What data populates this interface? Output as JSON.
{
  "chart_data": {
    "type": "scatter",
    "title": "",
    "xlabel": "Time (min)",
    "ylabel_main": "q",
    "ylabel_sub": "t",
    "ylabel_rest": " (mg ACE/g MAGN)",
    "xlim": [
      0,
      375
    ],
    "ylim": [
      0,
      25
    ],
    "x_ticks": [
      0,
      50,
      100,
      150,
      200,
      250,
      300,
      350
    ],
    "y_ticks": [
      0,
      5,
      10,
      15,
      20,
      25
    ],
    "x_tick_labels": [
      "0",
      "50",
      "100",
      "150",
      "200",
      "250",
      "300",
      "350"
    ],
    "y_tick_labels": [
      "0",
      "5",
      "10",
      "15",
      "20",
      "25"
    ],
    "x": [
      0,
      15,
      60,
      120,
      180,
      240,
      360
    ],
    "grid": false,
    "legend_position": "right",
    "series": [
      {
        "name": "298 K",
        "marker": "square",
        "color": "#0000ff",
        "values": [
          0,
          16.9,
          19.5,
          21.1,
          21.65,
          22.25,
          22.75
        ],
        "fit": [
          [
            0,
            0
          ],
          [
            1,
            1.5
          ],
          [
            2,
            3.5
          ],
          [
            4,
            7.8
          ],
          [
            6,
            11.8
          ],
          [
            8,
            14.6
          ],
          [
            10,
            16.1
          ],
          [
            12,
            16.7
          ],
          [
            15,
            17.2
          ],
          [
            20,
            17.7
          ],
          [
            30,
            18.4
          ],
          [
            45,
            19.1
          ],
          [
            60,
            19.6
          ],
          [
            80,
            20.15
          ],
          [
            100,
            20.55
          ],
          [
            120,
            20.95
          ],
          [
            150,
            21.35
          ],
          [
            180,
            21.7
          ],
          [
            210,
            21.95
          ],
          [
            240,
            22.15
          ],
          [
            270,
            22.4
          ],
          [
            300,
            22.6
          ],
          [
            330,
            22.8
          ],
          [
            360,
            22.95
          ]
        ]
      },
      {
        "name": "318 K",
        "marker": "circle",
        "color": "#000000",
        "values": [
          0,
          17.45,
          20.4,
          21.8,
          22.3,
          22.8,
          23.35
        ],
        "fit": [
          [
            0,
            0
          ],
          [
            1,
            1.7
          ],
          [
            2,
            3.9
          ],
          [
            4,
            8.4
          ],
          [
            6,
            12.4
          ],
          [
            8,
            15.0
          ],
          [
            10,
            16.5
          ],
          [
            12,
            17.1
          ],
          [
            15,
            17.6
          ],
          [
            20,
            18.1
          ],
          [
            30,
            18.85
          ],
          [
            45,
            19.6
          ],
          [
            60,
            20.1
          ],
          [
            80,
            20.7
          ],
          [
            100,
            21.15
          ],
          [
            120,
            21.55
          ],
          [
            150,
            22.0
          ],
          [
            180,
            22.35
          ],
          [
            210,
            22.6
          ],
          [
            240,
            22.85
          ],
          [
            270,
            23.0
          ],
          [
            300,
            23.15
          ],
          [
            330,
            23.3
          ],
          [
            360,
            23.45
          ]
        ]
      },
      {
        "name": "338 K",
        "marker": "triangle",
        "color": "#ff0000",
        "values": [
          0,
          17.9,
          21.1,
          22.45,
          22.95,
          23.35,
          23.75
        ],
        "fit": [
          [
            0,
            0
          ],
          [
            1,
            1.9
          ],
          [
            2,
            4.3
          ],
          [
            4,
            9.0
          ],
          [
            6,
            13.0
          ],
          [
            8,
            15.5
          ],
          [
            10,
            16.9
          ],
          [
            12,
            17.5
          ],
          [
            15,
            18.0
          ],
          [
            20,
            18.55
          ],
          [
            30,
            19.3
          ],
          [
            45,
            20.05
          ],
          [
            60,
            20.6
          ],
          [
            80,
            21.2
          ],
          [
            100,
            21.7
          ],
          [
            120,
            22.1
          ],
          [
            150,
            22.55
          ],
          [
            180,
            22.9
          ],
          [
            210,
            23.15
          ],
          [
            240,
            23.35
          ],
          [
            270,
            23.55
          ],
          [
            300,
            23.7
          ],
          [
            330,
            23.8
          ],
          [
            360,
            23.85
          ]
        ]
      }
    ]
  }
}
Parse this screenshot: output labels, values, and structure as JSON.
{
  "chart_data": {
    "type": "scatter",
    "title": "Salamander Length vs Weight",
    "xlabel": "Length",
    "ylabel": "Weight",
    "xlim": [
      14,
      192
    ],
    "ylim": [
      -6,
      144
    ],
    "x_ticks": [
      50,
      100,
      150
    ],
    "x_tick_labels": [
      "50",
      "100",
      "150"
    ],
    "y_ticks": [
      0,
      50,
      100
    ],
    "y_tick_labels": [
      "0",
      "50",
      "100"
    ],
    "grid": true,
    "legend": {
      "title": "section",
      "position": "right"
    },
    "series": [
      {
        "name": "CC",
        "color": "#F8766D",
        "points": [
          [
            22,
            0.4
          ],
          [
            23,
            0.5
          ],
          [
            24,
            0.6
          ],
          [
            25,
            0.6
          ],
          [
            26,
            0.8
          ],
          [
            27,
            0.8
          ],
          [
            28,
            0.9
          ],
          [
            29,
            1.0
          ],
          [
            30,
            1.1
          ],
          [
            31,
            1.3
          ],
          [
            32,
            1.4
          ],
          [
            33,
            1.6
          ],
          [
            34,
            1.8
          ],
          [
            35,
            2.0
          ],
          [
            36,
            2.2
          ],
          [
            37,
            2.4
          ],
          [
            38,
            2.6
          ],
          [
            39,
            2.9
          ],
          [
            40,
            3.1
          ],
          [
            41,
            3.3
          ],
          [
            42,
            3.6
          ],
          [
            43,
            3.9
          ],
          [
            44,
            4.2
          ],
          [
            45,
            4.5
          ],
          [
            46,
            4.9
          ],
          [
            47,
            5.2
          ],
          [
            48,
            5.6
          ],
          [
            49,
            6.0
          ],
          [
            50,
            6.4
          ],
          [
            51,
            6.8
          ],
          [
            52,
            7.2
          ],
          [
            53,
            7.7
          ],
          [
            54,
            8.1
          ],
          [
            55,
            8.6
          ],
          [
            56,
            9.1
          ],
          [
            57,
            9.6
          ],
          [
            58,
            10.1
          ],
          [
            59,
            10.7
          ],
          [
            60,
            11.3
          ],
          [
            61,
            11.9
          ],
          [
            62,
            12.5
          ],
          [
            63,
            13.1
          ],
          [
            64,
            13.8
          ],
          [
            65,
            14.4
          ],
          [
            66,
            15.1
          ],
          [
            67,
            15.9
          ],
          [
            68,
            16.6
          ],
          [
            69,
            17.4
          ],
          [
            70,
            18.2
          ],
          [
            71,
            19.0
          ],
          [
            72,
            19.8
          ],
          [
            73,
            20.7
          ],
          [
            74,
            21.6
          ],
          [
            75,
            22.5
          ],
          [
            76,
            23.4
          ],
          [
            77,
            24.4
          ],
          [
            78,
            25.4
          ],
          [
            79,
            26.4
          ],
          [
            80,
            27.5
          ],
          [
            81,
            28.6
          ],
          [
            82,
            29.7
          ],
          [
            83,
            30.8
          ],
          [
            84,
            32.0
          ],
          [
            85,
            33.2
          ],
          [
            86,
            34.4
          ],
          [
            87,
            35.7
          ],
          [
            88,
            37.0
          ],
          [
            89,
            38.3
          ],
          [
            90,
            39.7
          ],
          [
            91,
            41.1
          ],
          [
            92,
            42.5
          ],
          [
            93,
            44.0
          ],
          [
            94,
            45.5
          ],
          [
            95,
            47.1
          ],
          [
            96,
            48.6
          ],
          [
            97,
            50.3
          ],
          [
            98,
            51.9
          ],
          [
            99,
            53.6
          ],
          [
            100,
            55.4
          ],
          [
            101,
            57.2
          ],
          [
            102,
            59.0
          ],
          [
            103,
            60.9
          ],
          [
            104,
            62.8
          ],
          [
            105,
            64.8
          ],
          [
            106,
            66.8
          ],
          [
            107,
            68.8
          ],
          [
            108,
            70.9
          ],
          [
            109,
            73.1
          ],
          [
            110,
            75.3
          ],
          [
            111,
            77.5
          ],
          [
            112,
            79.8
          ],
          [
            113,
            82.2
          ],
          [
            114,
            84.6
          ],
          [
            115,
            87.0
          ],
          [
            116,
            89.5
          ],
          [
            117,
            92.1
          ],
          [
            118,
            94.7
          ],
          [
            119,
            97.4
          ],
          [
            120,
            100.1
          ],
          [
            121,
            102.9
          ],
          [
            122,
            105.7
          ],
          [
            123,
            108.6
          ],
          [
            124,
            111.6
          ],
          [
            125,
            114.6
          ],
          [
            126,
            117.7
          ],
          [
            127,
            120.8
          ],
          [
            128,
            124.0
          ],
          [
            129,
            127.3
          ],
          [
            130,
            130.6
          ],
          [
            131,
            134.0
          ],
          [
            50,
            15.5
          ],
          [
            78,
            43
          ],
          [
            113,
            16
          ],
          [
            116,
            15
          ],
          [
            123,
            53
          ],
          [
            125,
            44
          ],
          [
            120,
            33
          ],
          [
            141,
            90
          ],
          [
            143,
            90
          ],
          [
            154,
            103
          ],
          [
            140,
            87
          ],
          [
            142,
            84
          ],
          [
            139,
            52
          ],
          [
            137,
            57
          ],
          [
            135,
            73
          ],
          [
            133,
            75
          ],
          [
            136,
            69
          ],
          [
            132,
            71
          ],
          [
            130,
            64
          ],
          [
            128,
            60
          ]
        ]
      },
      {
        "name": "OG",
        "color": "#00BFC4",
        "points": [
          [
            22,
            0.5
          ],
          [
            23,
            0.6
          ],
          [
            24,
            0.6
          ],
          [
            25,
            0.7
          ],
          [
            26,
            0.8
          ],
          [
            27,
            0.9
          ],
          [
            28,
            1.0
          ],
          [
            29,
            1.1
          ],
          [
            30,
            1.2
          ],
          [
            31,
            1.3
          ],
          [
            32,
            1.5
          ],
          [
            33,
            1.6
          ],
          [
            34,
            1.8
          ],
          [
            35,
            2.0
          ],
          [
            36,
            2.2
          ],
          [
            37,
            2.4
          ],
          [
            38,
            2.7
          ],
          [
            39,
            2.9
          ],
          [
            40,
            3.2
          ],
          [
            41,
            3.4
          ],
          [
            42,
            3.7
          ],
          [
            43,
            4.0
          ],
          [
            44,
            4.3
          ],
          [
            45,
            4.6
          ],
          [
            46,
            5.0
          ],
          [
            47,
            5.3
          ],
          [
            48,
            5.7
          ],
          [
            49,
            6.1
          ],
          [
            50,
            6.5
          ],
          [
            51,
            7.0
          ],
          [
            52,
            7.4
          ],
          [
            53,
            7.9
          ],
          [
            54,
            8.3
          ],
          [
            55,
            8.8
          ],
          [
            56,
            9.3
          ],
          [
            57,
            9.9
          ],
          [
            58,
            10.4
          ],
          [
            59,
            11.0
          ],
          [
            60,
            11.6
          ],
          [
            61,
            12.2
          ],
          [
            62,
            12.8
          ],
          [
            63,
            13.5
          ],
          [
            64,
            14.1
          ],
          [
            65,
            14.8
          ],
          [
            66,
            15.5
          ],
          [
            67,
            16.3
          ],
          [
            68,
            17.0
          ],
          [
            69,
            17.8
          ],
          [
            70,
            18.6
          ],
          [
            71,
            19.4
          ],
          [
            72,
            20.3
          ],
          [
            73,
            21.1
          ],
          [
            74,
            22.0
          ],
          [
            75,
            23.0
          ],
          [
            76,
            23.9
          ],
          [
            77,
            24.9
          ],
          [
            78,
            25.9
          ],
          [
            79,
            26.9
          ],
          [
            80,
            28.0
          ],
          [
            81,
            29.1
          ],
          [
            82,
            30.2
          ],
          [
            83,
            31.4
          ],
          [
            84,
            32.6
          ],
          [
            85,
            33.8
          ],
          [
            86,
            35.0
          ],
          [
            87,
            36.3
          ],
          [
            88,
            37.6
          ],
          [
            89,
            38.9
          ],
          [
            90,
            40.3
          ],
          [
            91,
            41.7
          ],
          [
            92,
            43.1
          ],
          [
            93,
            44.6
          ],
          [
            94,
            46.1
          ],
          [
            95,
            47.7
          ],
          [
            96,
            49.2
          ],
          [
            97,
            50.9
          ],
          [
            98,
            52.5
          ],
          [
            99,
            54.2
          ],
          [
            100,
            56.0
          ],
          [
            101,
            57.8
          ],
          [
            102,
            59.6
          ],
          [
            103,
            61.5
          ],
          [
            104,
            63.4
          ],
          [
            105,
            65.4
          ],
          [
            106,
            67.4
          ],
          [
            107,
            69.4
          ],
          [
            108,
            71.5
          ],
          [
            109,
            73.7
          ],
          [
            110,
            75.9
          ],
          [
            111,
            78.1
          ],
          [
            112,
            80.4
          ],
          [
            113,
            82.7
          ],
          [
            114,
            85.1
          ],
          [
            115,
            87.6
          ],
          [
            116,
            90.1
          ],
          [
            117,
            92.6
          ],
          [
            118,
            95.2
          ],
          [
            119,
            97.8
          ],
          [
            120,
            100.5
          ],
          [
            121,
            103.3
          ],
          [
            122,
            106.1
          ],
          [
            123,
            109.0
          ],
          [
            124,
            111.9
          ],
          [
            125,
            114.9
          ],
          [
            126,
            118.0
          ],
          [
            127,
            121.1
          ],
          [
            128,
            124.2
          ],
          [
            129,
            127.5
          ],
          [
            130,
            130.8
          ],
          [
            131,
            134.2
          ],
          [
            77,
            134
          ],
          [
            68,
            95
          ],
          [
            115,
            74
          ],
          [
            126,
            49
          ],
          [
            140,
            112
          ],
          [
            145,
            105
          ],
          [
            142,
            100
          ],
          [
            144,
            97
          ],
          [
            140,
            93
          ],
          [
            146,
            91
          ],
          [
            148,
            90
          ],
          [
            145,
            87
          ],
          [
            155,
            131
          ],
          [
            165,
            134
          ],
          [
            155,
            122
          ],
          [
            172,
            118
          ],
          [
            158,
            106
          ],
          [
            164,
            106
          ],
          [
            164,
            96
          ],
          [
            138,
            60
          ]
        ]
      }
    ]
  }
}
**********
◆ **Direction**:
Of the lines in the entries, how many include the word "color"? State only the number.

◆ **Written response**:
5